(Job):
Search the records for the word "exceeded" and pick out every line that has it.

(Information shown):
+===+

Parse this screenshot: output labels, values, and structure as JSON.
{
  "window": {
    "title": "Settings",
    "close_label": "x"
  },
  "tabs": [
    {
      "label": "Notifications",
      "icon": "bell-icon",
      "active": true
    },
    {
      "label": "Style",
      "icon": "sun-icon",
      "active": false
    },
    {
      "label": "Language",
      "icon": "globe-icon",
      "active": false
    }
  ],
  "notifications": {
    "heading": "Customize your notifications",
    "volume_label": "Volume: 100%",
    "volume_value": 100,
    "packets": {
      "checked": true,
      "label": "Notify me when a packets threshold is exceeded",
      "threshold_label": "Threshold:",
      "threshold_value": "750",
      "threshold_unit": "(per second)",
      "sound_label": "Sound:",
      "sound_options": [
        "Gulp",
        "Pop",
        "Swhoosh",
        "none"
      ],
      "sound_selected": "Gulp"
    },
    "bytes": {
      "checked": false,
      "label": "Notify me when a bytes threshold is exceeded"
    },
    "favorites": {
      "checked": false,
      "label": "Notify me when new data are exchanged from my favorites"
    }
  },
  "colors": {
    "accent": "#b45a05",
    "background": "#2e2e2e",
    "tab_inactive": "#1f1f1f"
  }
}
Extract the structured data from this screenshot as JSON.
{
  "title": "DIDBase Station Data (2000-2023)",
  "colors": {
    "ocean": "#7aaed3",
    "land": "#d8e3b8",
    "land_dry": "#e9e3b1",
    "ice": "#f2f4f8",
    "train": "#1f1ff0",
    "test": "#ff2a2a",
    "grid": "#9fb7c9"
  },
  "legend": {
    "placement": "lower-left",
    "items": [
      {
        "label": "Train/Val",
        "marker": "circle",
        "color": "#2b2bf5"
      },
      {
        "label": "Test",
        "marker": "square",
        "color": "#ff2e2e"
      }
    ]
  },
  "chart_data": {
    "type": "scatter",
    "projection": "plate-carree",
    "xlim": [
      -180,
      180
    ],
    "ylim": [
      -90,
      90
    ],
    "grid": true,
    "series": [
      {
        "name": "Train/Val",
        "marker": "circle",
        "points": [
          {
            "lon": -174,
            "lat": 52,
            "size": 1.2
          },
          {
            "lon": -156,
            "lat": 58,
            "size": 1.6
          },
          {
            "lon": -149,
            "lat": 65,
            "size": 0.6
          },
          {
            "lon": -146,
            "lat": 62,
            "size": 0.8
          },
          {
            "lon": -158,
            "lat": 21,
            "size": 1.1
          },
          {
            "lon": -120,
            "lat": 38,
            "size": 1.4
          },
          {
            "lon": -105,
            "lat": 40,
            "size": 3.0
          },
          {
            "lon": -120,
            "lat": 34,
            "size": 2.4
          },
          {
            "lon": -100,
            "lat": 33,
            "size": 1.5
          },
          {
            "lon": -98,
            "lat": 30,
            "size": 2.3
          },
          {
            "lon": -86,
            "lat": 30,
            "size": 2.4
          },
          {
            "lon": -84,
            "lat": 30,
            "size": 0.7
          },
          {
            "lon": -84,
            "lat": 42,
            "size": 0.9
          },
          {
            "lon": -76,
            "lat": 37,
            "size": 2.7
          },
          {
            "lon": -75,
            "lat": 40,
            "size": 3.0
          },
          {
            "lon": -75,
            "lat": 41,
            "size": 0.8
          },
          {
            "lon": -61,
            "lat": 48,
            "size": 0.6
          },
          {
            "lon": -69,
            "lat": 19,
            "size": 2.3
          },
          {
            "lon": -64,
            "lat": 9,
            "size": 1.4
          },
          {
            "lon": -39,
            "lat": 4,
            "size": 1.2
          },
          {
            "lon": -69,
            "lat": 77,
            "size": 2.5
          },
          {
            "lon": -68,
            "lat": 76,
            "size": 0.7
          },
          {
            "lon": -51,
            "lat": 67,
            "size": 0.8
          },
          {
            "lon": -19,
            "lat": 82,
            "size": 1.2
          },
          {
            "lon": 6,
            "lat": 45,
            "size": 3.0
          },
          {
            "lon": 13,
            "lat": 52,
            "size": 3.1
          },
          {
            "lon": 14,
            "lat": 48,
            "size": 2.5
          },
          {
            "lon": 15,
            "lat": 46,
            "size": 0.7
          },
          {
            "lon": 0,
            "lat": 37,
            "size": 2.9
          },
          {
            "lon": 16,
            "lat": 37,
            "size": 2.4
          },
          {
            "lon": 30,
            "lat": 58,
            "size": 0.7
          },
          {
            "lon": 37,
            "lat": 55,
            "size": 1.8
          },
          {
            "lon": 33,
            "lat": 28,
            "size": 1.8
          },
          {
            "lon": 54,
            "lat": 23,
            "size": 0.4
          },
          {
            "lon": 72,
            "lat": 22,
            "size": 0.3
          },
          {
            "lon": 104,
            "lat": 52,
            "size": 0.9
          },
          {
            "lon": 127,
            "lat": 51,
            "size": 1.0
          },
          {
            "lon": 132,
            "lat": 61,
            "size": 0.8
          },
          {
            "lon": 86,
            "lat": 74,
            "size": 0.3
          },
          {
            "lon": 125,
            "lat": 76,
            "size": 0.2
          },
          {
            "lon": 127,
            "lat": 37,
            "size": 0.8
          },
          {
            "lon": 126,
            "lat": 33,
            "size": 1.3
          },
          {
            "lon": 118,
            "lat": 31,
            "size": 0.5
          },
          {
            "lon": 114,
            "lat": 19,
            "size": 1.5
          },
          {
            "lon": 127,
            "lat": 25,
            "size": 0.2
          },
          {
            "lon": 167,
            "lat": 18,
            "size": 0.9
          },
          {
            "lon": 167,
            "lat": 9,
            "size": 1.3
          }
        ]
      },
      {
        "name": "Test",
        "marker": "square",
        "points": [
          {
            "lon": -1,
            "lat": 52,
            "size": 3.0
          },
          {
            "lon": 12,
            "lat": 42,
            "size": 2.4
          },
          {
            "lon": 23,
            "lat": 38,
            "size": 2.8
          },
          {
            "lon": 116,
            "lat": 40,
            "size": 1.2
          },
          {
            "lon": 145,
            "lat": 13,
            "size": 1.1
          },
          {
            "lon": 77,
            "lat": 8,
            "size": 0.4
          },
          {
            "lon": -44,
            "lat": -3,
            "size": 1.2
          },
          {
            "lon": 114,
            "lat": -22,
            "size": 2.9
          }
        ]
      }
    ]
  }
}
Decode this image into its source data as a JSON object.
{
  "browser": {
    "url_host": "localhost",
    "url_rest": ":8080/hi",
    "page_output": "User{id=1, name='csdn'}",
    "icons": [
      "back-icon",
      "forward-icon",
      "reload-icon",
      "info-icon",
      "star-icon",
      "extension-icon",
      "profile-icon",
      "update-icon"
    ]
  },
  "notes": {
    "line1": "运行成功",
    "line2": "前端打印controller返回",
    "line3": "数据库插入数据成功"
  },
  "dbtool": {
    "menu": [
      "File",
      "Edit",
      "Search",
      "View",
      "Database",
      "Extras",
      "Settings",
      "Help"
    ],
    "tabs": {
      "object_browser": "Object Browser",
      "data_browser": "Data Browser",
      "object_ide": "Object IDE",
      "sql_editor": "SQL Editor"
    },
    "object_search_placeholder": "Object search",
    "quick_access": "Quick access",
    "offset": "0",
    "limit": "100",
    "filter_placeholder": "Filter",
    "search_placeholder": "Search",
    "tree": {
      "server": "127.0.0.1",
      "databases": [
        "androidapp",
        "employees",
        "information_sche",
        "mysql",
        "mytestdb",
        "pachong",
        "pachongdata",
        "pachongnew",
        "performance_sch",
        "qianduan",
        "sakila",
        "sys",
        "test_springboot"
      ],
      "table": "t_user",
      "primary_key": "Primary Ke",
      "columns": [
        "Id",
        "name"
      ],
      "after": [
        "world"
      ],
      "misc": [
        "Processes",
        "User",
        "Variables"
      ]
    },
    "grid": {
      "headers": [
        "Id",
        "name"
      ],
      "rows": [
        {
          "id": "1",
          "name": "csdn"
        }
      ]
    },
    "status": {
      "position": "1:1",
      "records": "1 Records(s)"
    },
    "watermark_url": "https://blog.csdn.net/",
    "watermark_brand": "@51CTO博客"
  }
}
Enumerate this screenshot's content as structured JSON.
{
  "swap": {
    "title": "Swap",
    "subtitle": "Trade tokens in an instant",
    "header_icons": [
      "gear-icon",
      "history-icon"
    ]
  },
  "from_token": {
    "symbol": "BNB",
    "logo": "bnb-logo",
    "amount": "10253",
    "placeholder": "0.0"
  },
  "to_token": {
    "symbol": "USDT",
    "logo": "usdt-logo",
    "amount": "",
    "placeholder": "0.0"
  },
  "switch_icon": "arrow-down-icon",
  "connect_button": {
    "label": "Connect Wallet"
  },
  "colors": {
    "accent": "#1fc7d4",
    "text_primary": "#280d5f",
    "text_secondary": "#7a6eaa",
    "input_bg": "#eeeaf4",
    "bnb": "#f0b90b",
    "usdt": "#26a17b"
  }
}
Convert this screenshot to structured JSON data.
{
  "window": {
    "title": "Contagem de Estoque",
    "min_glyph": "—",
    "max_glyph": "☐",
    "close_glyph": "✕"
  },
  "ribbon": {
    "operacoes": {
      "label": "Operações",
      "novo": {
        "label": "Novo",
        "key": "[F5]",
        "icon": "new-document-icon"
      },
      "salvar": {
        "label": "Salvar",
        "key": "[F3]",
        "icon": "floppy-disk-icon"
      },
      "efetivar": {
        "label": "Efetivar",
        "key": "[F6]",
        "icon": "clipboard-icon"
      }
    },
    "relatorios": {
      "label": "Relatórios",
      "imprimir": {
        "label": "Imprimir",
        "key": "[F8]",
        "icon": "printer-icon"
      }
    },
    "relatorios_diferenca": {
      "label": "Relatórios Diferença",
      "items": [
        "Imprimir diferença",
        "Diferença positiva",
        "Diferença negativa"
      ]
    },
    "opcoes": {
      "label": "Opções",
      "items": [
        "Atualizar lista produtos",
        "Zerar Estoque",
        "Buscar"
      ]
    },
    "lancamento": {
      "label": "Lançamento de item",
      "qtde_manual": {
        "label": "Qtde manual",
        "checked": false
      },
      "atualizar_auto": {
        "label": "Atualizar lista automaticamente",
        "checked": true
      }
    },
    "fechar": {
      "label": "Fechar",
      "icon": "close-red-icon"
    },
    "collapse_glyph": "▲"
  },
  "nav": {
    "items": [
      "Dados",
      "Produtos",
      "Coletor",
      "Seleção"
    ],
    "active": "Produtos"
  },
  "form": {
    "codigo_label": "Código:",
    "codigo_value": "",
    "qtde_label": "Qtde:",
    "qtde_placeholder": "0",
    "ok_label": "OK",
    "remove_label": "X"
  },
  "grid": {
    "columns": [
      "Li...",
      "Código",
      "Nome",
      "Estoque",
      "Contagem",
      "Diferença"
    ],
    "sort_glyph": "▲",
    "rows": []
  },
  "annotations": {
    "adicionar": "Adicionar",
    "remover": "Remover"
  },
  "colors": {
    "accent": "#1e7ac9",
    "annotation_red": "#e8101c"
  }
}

+===+

(Completed exercise):
      "label": "Notify me when a packets threshold is exceeded",
      "label": "Notify me when a bytes threshold is exceeded"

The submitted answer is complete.